→ **PROBLEM DESCRIPTION**
Look over the entries that follow and work out how many lines contain "front". State the number only.

→ **INFORMATION PROVIDED**
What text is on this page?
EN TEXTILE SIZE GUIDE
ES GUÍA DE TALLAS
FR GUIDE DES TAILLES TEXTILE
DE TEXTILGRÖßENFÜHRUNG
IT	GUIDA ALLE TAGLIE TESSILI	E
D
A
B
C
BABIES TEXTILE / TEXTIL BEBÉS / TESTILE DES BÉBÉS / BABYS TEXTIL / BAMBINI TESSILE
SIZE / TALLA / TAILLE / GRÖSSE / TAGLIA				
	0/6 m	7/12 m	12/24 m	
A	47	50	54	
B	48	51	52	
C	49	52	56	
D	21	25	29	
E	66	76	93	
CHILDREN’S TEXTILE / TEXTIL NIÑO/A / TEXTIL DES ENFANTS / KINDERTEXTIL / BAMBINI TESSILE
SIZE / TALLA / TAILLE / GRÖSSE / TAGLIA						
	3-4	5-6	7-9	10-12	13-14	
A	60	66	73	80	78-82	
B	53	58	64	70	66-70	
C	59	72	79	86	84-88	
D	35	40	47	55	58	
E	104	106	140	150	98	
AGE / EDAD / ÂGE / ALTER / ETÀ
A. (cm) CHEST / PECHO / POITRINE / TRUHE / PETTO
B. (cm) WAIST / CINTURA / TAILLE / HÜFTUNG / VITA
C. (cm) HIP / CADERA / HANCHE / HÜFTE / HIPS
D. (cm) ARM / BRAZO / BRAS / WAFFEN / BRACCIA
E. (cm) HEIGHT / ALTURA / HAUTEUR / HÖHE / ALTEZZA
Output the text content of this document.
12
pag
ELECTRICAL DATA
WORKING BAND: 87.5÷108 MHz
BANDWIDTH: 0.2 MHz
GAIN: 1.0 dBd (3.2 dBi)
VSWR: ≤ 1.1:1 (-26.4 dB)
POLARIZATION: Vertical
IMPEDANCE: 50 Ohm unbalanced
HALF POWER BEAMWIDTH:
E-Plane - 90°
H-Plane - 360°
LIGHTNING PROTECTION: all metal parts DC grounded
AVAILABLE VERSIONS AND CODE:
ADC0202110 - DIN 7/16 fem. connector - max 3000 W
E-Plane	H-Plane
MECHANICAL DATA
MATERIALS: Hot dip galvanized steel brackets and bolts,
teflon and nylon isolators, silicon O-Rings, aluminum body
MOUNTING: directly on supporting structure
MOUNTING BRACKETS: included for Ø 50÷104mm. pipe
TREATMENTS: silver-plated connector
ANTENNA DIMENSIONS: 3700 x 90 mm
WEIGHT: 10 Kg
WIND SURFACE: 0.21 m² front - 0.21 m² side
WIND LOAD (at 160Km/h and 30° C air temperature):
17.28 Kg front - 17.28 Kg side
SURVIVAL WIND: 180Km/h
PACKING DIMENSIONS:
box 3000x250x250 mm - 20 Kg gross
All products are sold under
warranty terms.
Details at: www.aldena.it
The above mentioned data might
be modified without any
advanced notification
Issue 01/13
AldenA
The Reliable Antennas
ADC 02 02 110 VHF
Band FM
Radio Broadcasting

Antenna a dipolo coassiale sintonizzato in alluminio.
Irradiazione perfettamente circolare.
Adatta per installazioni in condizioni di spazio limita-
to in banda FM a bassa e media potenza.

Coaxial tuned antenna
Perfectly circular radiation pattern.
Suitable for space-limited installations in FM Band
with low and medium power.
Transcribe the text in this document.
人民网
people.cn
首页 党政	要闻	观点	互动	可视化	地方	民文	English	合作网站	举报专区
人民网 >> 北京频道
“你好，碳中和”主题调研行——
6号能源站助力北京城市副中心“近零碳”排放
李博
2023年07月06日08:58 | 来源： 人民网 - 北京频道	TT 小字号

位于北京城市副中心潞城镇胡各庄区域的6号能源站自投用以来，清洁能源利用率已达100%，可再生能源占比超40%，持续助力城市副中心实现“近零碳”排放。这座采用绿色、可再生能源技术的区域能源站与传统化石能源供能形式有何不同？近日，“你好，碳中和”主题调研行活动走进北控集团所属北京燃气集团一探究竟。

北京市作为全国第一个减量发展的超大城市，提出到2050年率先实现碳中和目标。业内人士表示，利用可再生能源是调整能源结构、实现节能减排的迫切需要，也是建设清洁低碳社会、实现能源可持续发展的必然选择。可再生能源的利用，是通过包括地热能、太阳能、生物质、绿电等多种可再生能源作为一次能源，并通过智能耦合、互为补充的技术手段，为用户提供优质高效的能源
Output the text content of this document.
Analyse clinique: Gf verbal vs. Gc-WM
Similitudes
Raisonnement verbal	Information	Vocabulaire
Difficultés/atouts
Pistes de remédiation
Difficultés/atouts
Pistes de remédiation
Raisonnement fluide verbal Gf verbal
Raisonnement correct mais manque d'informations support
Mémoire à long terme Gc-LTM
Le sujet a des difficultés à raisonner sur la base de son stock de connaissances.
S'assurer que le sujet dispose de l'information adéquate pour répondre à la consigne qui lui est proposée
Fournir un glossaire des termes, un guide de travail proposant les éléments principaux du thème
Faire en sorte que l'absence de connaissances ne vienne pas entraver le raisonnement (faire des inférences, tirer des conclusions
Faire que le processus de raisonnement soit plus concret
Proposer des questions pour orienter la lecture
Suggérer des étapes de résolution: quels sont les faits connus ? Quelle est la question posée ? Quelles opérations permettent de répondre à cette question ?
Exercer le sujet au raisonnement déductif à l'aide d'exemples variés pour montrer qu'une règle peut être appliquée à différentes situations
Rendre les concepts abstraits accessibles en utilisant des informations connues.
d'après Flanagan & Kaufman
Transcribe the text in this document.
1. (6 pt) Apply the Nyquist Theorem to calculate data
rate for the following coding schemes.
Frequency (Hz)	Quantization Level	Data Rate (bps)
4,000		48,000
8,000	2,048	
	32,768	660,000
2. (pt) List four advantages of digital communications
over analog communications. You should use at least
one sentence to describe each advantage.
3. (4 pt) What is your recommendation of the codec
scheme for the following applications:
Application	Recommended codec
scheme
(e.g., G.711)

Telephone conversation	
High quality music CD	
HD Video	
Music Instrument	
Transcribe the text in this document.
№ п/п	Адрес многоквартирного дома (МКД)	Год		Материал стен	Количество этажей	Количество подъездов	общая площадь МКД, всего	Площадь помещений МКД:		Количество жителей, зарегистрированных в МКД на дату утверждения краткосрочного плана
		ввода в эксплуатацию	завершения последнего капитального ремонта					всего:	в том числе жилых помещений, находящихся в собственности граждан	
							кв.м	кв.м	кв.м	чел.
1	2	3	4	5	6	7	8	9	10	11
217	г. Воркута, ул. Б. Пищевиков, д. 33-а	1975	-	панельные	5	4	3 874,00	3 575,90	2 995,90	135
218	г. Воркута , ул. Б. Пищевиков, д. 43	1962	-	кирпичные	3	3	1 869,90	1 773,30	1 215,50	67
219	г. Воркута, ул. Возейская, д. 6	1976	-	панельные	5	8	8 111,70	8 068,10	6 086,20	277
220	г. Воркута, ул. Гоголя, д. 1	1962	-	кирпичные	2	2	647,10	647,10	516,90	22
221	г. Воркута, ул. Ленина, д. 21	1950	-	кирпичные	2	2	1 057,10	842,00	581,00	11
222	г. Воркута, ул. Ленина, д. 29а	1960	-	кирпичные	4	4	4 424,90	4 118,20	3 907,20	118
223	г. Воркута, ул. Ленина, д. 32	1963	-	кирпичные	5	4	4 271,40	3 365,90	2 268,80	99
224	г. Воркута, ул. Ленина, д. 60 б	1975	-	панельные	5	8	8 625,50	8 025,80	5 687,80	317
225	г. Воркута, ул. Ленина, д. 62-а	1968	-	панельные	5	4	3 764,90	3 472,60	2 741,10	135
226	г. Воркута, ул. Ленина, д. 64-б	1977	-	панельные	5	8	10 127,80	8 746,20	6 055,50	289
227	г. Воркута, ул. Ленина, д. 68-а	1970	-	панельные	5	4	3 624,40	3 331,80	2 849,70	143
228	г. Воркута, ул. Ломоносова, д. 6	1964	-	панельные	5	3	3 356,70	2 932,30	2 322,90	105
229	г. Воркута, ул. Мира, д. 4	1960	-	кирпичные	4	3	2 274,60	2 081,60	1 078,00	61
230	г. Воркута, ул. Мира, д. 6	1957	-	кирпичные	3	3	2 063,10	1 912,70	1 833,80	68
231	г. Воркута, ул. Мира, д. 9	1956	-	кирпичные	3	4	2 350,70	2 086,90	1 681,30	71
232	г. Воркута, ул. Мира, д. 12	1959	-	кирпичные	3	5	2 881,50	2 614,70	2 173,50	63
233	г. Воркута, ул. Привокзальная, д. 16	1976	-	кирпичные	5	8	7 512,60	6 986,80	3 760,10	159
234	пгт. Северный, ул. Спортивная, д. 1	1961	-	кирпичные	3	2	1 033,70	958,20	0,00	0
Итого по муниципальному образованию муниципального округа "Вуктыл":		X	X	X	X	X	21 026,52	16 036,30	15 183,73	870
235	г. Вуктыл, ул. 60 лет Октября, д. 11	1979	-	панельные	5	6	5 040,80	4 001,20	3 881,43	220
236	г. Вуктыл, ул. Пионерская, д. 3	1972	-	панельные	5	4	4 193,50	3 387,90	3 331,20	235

→ **SOLUTION FOR THIS EXERCISE**
2